Problem to solve
Return every line of the material exactly.
* BEGIN Material to process *
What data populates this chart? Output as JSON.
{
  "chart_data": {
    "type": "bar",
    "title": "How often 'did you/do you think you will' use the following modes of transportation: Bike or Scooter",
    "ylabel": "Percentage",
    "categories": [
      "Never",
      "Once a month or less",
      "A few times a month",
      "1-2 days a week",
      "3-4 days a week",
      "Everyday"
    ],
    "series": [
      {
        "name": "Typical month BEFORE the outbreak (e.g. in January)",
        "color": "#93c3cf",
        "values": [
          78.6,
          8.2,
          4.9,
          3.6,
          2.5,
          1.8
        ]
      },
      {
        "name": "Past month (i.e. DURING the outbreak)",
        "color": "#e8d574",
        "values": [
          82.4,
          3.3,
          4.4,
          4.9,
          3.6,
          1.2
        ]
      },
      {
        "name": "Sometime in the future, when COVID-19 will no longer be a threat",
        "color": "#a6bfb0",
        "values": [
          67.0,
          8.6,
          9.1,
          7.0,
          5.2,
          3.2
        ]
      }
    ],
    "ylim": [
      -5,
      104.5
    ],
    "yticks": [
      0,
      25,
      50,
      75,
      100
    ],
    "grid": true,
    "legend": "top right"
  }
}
* END Material to process *
Answer for the task
What data populates this chart? Output as JSON.
{
  "chart_data": {
    "type": "bar",
    "title": "How often 'did you/do you think you will' use the following modes of transportation: Bike or Scooter",
    "ylabel": "Percentage",
    "categories": [
      "Never",
      "Once a month or less",
      "A few times a month",
      "1-2 days a week",
      "3-4 days a week",
      "Everyday"
    ],
    "series": [
      {
        "name": "Typical month BEFORE the outbreak (e.g. in January)",
        "color": "#93c3cf",
        "values": [
          78.6,
          8.2,
          4.9,
          3.6,
          2.5,
          1.8
        ]
      },
      {
        "name": "Past month (i.e. DURING the outbreak)",
        "color": "#e8d574",
        "values": [
          82.4,
          3.3,
          4.4,
          4.9,
          3.6,
          1.2
        ]
      },
      {
        "name": "Sometime in the future, when COVID-19 will no longer be a threat",
        "color": "#a6bfb0",
        "values": [
          67.0,
          8.6,
          9.1,
          7.0,
          5.2,
          3.2
        ]
      }
    ],
    "ylim": [
      -5,
      104.5
    ],
    "yticks": [
      0,
      25,
      50,
      75,
      100
    ],
    "grid": true,
    "legend": "top right"
  }
}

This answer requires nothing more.